═══ Entries ═══

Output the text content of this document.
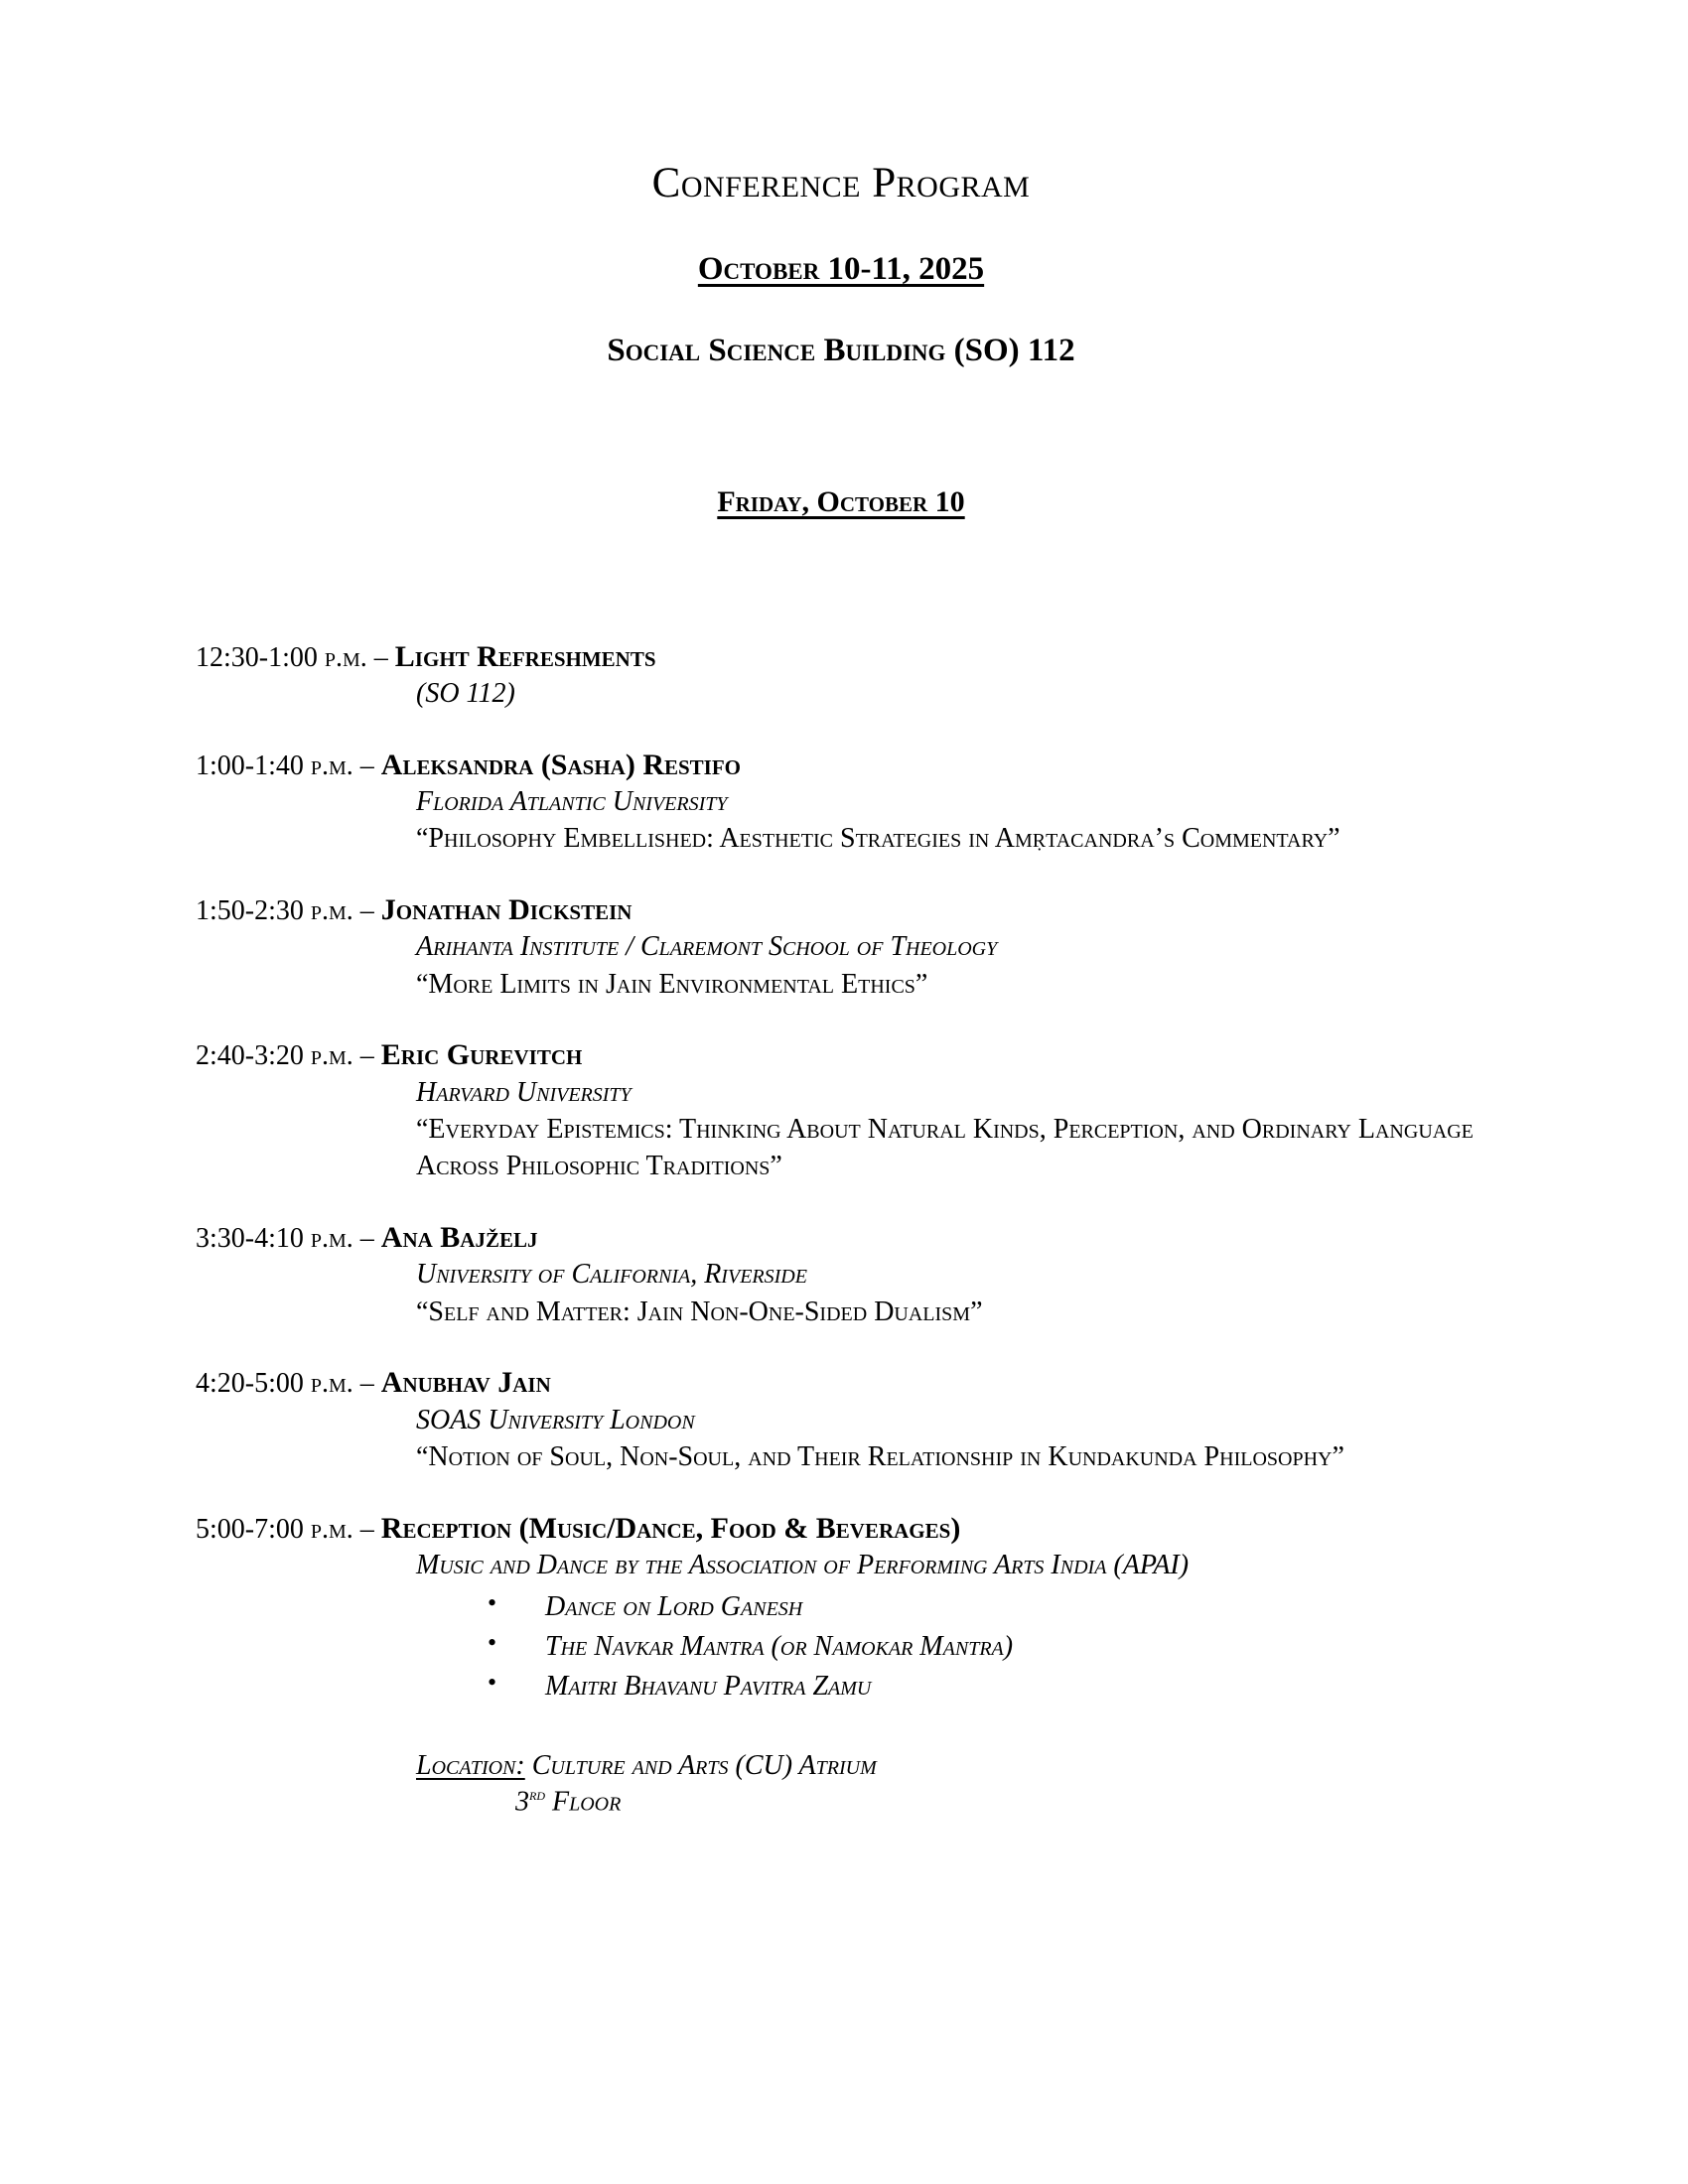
Conference Program
October 10-11, 2025
Social Science Building (SO) 112
Friday, October 10

12:30-1:00 p.m. – Light Refreshments

(SO 112)

1:00-1:40 p.m. – Aleksandra (Sasha) Restifo

Florida Atlantic University

“Philosophy Embellished: Aesthetic Strategies in Amṛtacandra’s Commentary”

1:50-2:30 p.m. – Jonathan Dickstein

Arihanta Institute / Claremont School of Theology

“More Limits in Jain Environmental Ethics”

2:40-3:20 p.m. – Eric Gurevitch

Harvard University

“Everyday Epistemics: Thinking About Natural Kinds, Perception, and Ordinary Language Across Philosophic Traditions”

3:30-4:10 p.m. – Ana Bajželj

University of California, Riverside

“Self and Matter: Jain Non-One-Sided Dualism”

4:20-5:00 p.m. – Anubhav Jain

SOAS University London

“Notion of Soul, Non-Soul, and Their Relationship in Kundakunda Philosophy”

5:00-7:00 p.m. – Reception (Music/Dance, Food & Beverages)

Music and Dance by the Association of Performing Arts India (APAI)

• Dance on Lord Ganesh
• The Navkar Mantra (or Namokar Mantra)
• Maitri Bhavanu Pavitra Zamu

Location: Culture and Arts (CU) Atrium

3rd Floor
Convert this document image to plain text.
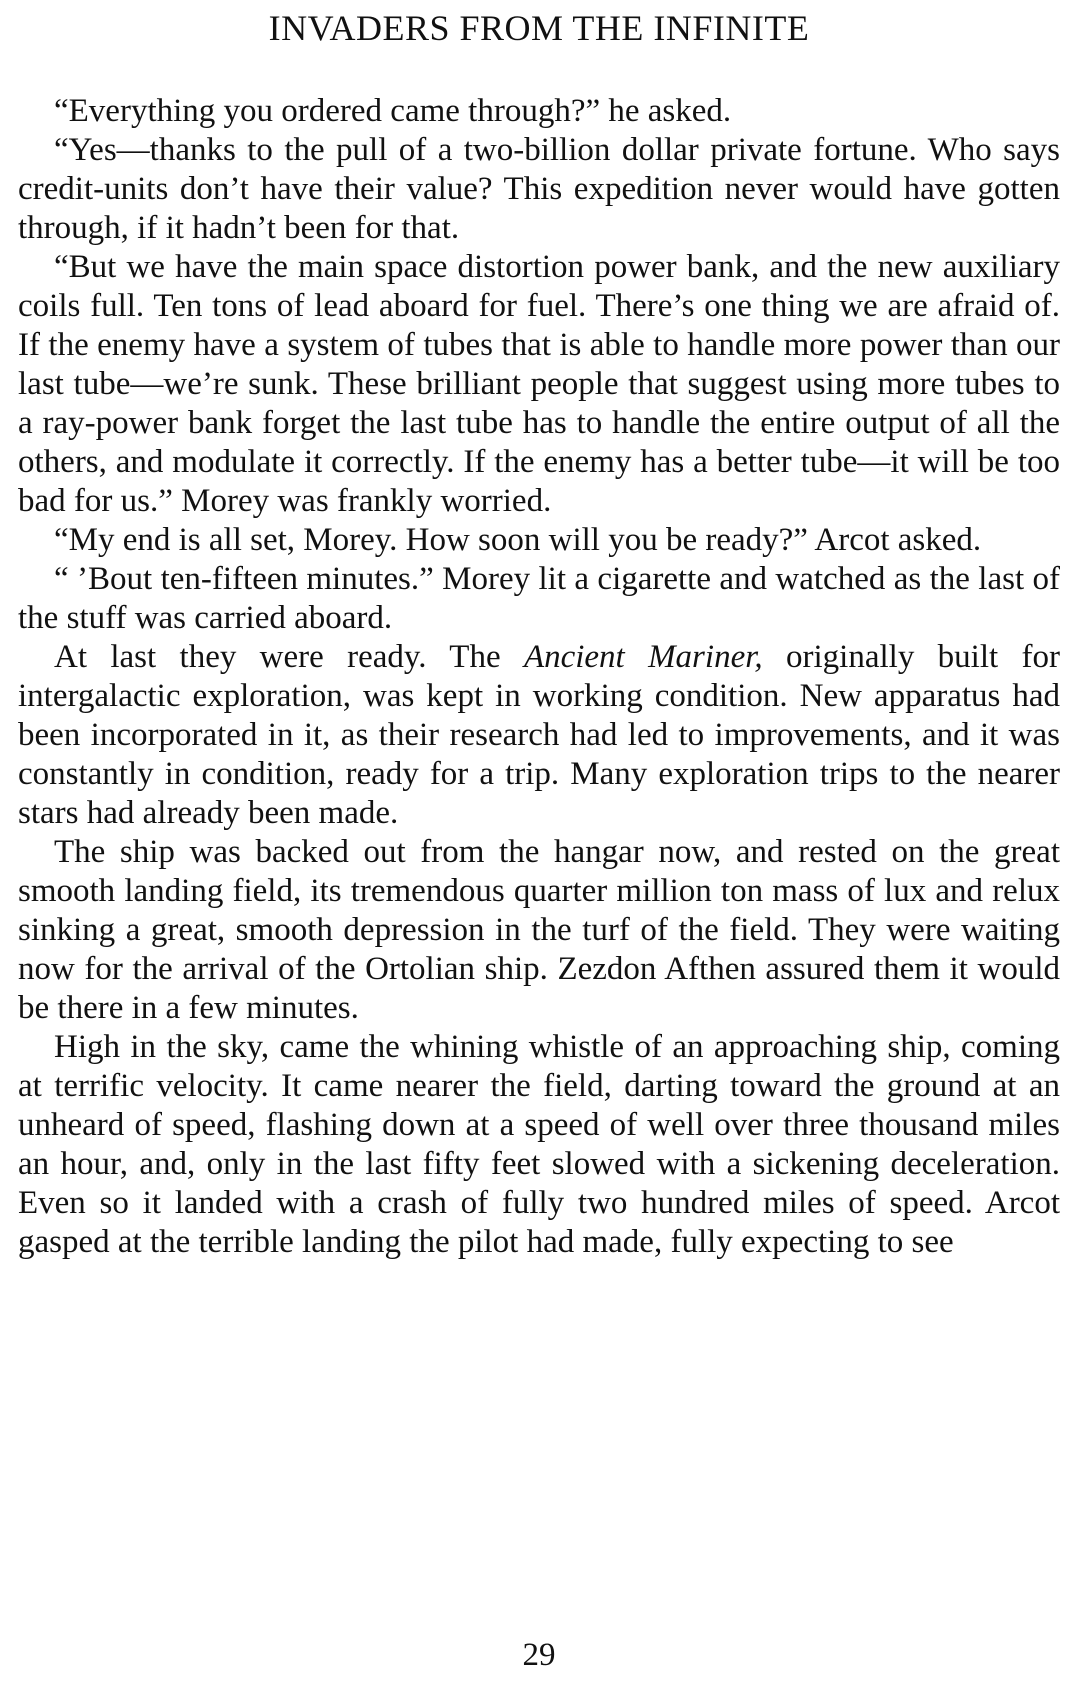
INVADERS FROM THE INFINITE

“Everything you ordered came through?” he asked.

“Yes—thanks to the pull of a two-billion dollar private fortune. Who says credit-units don’t have their value? This expedition never would have gotten through, if it hadn’t been for that.

“But we have the main space distortion power bank, and the new auxiliary coils full. Ten tons of lead aboard for fuel. There’s one thing we are afraid of. If the enemy have a system of tubes that is able to handle more power than our last tube—we’re sunk. These brilliant people that suggest using more tubes to a ray-power bank forget the last tube has to handle the entire output of all the others, and modulate it correctly. If the enemy has a better tube—it will be too bad for us.” Morey was frankly worried.

“My end is all set, Morey. How soon will you be ready?” Arcot asked.

“ ’Bout ten-fifteen minutes.” Morey lit a cigarette and watched as the last of the stuff was carried aboard.

At last they were ready. The Ancient Mariner, originally built for intergalactic exploration, was kept in working condition. New apparatus had been incorporated in it, as their research had led to improvements, and it was constantly in condition, ready for a trip. Many exploration trips to the nearer stars had already been made.

The ship was backed out from the hangar now, and rested on the great smooth landing field, its tremendous quarter million ton mass of lux and relux sinking a great, smooth depression in the turf of the field. They were waiting now for the arrival of the Ortolian ship. Zezdon Afthen assured them it would be there in a few minutes.

High in the sky, came the whining whistle of an approaching ship, coming at terrific velocity. It came nearer the field, darting toward the ground at an unheard of speed, flashing down at a speed of well over three thousand miles an hour, and, only in the last fifty feet slowed with a sickening deceleration. Even so it landed with a crash of fully two hundred miles of speed. Arcot gasped at the terrible landing the pilot had made, fully expecting to see

29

═══

- _Instructions to follow_: Identify and copy lines that hold the string "nearer".

- _Solution to this task_:
At last they were ready. The Ancient Mariner, originally built for intergalactic exploration, was kept in working condition. New apparatus had been incorporated in it, as their research had led to improvements, and it was constantly in condition, ready for a trip. Many exploration trips to the nearer stars had already been made.
High in the sky, came the whining whistle of an approaching ship, coming at terrific velocity. It came nearer the field, darting toward the ground at an unheard of speed, flashing down at a speed of well over three thousand miles an hour, and, only in the last fifty feet slowed with a sickening deceleration. Even so it landed with a crash of fully two hundred miles of speed. Arcot gasped at the terrible landing the pilot had made, fully expecting to see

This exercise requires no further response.